◆ **WHAT THIS TASK INVOLVES**
Search the data for the word "слов". Reproduce every line where it is found.

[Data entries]
################

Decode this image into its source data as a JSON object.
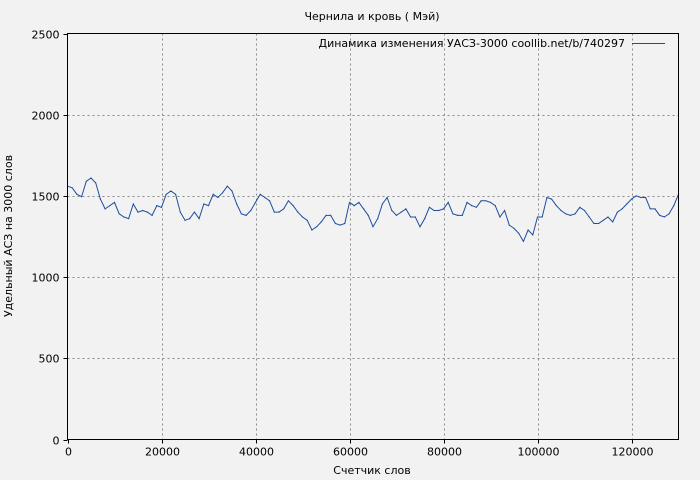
{
  "chart_data": {
    "type": "line",
    "title": "Чернила и кровь ( Мэй)",
    "xlabel": "Счетчик слов",
    "ylabel": "Удельный АСЗ на 3000 слов",
    "xlim": [
      0,
      130000
    ],
    "ylim": [
      0,
      2500
    ],
    "x_ticks": [
      0,
      20000,
      40000,
      60000,
      80000,
      100000,
      120000
    ],
    "x_tick_labels": [
      "0",
      "20000",
      "40000",
      "60000",
      "80000",
      "100000",
      "120000"
    ],
    "y_ticks": [
      0,
      500,
      1000,
      1500,
      2000,
      2500
    ],
    "y_tick_labels": [
      "0",
      "500",
      "1000",
      "1500",
      "2000",
      "2500"
    ],
    "grid": true,
    "legend_position": "top-right",
    "color": "#1f4e9c",
    "series": [
      {
        "name": "Динамика изменения УАСЗ-3000 coollib.net/b/740297",
        "x": [
          0,
          1000,
          2000,
          3000,
          4000,
          5000,
          6000,
          7000,
          8000,
          9000,
          10000,
          11000,
          12000,
          13000,
          14000,
          15000,
          16000,
          17000,
          18000,
          19000,
          20000,
          21000,
          22000,
          23000,
          24000,
          25000,
          26000,
          27000,
          28000,
          29000,
          30000,
          31000,
          32000,
          33000,
          34000,
          35000,
          36000,
          37000,
          38000,
          39000,
          40000,
          41000,
          42000,
          43000,
          44000,
          45000,
          46000,
          47000,
          48000,
          49000,
          50000,
          51000,
          52000,
          53000,
          54000,
          55000,
          56000,
          57000,
          58000,
          59000,
          60000,
          61000,
          62000,
          63000,
          64000,
          65000,
          66000,
          67000,
          68000,
          69000,
          70000,
          71000,
          72000,
          73000,
          74000,
          75000,
          76000,
          77000,
          78000,
          79000,
          80000,
          81000,
          82000,
          83000,
          84000,
          85000,
          86000,
          87000,
          88000,
          89000,
          90000,
          91000,
          92000,
          93000,
          94000,
          95000,
          96000,
          97000,
          98000,
          99000,
          100000,
          101000,
          102000,
          103000,
          104000,
          105000,
          106000,
          107000,
          108000,
          109000,
          110000,
          111000,
          112000,
          113000,
          114000,
          115000,
          116000,
          117000,
          118000,
          119000,
          120000,
          121000,
          122000,
          123000,
          124000,
          125000,
          126000,
          127000,
          128000,
          129000,
          130000
        ],
        "y": [
          1560,
          1550,
          1510,
          1495,
          1590,
          1610,
          1580,
          1480,
          1420,
          1440,
          1460,
          1390,
          1370,
          1360,
          1450,
          1400,
          1410,
          1400,
          1380,
          1440,
          1430,
          1510,
          1530,
          1510,
          1400,
          1350,
          1360,
          1400,
          1360,
          1450,
          1440,
          1510,
          1490,
          1520,
          1560,
          1530,
          1450,
          1390,
          1380,
          1410,
          1460,
          1510,
          1490,
          1470,
          1400,
          1400,
          1420,
          1470,
          1440,
          1400,
          1370,
          1350,
          1290,
          1310,
          1340,
          1380,
          1380,
          1330,
          1320,
          1330,
          1460,
          1440,
          1460,
          1420,
          1380,
          1310,
          1360,
          1450,
          1490,
          1410,
          1380,
          1400,
          1420,
          1370,
          1370,
          1310,
          1360,
          1430,
          1410,
          1410,
          1420,
          1460,
          1390,
          1380,
          1380,
          1460,
          1440,
          1430,
          1470,
          1470,
          1460,
          1440,
          1370,
          1410,
          1320,
          1300,
          1270,
          1220,
          1290,
          1260,
          1370,
          1370,
          1490,
          1480,
          1440,
          1410,
          1390,
          1380,
          1390,
          1430,
          1410,
          1370,
          1330,
          1330,
          1350,
          1370,
          1340,
          1400,
          1420,
          1450,
          1480,
          1500,
          1490,
          1490,
          1420,
          1420,
          1380,
          1370,
          1390,
          1440,
          1510
        ]
      }
    ]
  }
}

################

◆ **FULL ANSWER**
    "xlabel": "Счетчик слов",
    "ylabel": "Удельный АСЗ на 3000 слов",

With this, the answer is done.